YOUR GOAL: Locate the lines where "marinade" occurs and copy them as they stand.

DATA LINES:

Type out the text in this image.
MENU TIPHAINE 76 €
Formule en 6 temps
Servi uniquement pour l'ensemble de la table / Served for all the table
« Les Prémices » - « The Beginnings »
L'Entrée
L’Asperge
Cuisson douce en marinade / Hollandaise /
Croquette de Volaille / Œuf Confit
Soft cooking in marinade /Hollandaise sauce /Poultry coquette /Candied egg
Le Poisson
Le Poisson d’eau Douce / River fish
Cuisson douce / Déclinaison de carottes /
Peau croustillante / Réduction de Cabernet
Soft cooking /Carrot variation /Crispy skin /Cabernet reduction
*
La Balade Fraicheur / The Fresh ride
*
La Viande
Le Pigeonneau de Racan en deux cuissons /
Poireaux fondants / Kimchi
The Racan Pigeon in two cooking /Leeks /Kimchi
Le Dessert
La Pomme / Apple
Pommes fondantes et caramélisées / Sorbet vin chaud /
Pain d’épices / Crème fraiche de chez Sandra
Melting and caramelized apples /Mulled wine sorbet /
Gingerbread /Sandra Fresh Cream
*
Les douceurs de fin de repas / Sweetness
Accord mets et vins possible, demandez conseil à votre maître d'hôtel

RESULT:
Cuisson douce en marinade / Hollandaise /
Soft cooking in marinade /Hollandaise sauce /Poultry coquette /Candied egg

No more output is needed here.